> WHAT THE EXERCISE ASKS
Retype each record shown below, leaving every character as it is.

━━━━━━━━━━━━━━━━━━━━

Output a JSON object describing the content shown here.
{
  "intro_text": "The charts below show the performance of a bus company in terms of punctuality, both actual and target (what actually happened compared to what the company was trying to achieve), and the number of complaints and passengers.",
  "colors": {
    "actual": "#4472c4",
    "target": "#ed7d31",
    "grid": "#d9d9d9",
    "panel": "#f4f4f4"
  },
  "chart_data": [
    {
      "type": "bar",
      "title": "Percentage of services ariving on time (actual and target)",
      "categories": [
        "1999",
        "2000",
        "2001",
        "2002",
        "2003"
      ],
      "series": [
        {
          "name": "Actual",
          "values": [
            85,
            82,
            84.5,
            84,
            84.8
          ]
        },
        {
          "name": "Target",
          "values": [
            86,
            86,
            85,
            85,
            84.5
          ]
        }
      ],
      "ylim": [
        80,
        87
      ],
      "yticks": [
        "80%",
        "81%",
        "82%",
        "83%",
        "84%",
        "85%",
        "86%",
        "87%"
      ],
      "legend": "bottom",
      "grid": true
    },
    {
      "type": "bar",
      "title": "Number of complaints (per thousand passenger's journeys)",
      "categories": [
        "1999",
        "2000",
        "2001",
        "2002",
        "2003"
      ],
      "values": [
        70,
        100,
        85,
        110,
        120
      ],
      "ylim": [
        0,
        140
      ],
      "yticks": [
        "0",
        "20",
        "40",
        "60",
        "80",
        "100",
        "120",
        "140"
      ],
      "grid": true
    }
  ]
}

━━━━━━━━━━━━━━━━━━━━

> ANSWER TO THE TASK
Output a JSON object describing the content shown here.
{
  "intro_text": "The charts below show the performance of a bus company in terms of punctuality, both actual and target (what actually happened compared to what the company was trying to achieve), and the number of complaints and passengers.",
  "colors": {
    "actual": "#4472c4",
    "target": "#ed7d31",
    "grid": "#d9d9d9",
    "panel": "#f4f4f4"
  },
  "chart_data": [
    {
      "type": "bar",
      "title": "Percentage of services ariving on time (actual and target)",
      "categories": [
        "1999",
        "2000",
        "2001",
        "2002",
        "2003"
      ],
      "series": [
        {
          "name": "Actual",
          "values": [
            85,
            82,
            84.5,
            84,
            84.8
          ]
        },
        {
          "name": "Target",
          "values": [
            86,
            86,
            85,
            85,
            84.5
          ]
        }
      ],
      "ylim": [
        80,
        87
      ],
      "yticks": [
        "80%",
        "81%",
        "82%",
        "83%",
        "84%",
        "85%",
        "86%",
        "87%"
      ],
      "legend": "bottom",
      "grid": true
    },
    {
      "type": "bar",
      "title": "Number of complaints (per thousand passenger's journeys)",
      "categories": [
        "1999",
        "2000",
        "2001",
        "2002",
        "2003"
      ],
      "values": [
        70,
        100,
        85,
        110,
        120
      ],
      "ylim": [
        0,
        140
      ],
      "yticks": [
        "0",
        "20",
        "40",
        "60",
        "80",
        "100",
        "120",
        "140"
      ],
      "grid": true
    }
  ]
}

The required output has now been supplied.